Exercise description: Make an exact copy of all the material below, apart from the pictures.

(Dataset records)

((

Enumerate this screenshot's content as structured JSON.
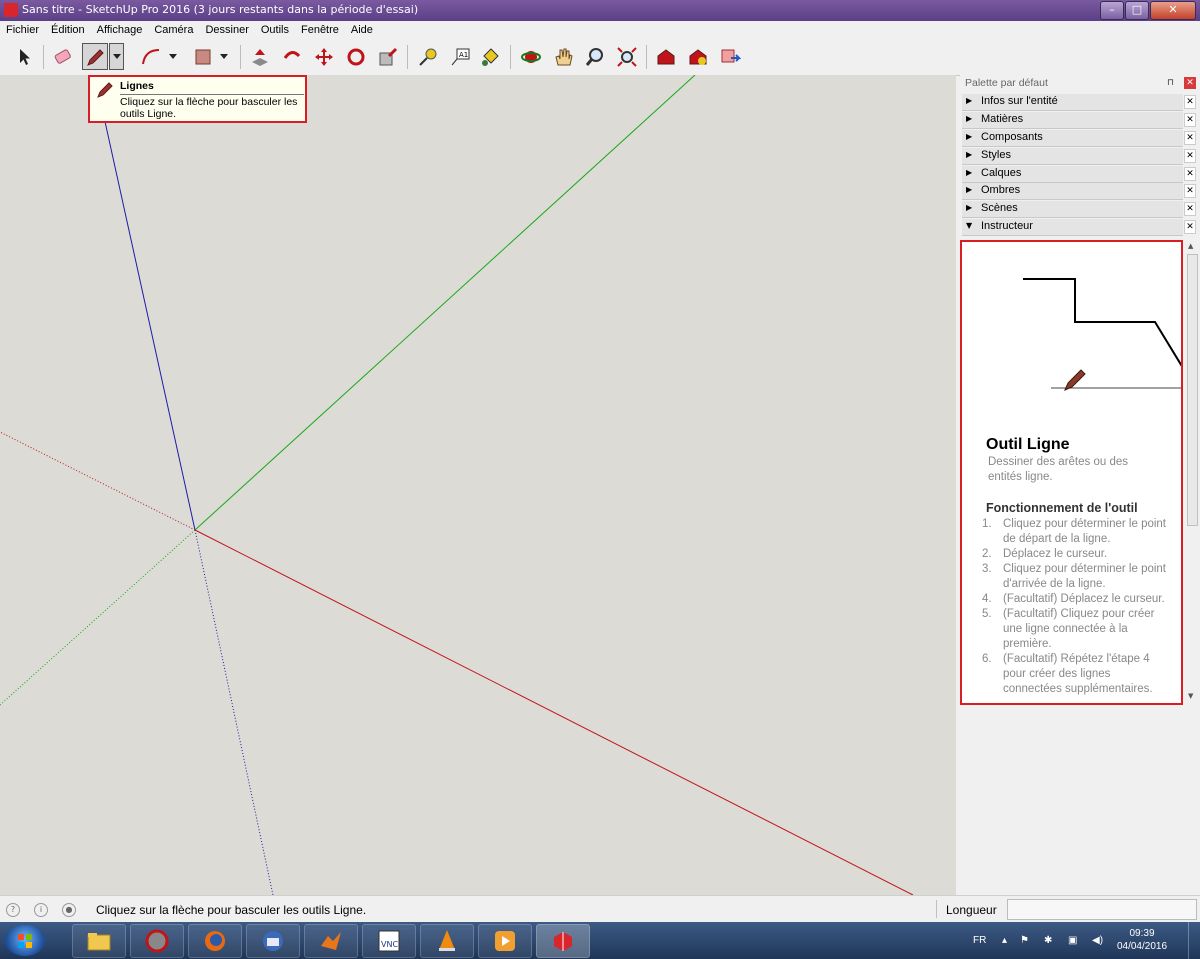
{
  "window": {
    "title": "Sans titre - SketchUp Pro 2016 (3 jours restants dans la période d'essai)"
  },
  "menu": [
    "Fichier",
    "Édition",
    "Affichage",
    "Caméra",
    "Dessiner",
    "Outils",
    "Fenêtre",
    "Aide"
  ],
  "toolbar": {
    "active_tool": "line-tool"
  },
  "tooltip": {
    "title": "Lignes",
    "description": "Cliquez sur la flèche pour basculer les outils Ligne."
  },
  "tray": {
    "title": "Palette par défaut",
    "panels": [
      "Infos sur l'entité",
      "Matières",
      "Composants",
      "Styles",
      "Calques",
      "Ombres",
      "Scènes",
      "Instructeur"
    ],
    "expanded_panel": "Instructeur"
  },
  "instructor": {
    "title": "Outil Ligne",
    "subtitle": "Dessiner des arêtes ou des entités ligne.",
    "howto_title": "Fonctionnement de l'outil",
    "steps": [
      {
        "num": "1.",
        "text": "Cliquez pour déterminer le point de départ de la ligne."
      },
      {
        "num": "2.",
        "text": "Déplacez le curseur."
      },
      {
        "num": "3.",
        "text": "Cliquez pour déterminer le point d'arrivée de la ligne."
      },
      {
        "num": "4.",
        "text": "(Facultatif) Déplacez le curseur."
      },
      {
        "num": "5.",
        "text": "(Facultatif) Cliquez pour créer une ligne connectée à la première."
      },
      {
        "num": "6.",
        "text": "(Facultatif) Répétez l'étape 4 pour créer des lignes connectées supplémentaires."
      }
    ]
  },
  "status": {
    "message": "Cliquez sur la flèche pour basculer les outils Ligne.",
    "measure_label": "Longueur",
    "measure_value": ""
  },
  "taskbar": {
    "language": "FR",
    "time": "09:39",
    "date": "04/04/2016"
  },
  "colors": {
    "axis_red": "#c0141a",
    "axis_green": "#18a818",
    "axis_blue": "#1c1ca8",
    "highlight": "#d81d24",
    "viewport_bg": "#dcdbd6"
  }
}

))

Response for this exercise:
Enumerate this screenshot's content as structured JSON.
{
  "window": {
    "title": "Sans titre - SketchUp Pro 2016 (3 jours restants dans la période d'essai)"
  },
  "menu": [
    "Fichier",
    "Édition",
    "Affichage",
    "Caméra",
    "Dessiner",
    "Outils",
    "Fenêtre",
    "Aide"
  ],
  "toolbar": {
    "active_tool": "line-tool"
  },
  "tooltip": {
    "title": "Lignes",
    "description": "Cliquez sur la flèche pour basculer les outils Ligne."
  },
  "tray": {
    "title": "Palette par défaut",
    "panels": [
      "Infos sur l'entité",
      "Matières",
      "Composants",
      "Styles",
      "Calques",
      "Ombres",
      "Scènes",
      "Instructeur"
    ],
    "expanded_panel": "Instructeur"
  },
  "instructor": {
    "title": "Outil Ligne",
    "subtitle": "Dessiner des arêtes ou des entités ligne.",
    "howto_title": "Fonctionnement de l'outil",
    "steps": [
      {
        "num": "1.",
        "text": "Cliquez pour déterminer le point de départ de la ligne."
      },
      {
        "num": "2.",
        "text": "Déplacez le curseur."
      },
      {
        "num": "3.",
        "text": "Cliquez pour déterminer le point d'arrivée de la ligne."
      },
      {
        "num": "4.",
        "text": "(Facultatif) Déplacez le curseur."
      },
      {
        "num": "5.",
        "text": "(Facultatif) Cliquez pour créer une ligne connectée à la première."
      },
      {
        "num": "6.",
        "text": "(Facultatif) Répétez l'étape 4 pour créer des lignes connectées supplémentaires."
      }
    ]
  },
  "status": {
    "message": "Cliquez sur la flèche pour basculer les outils Ligne.",
    "measure_label": "Longueur",
    "measure_value": ""
  },
  "taskbar": {
    "language": "FR",
    "time": "09:39",
    "date": "04/04/2016"
  },
  "colors": {
    "axis_red": "#c0141a",
    "axis_green": "#18a818",
    "axis_blue": "#1c1ca8",
    "highlight": "#d81d24",
    "viewport_bg": "#dcdbd6"
  }
}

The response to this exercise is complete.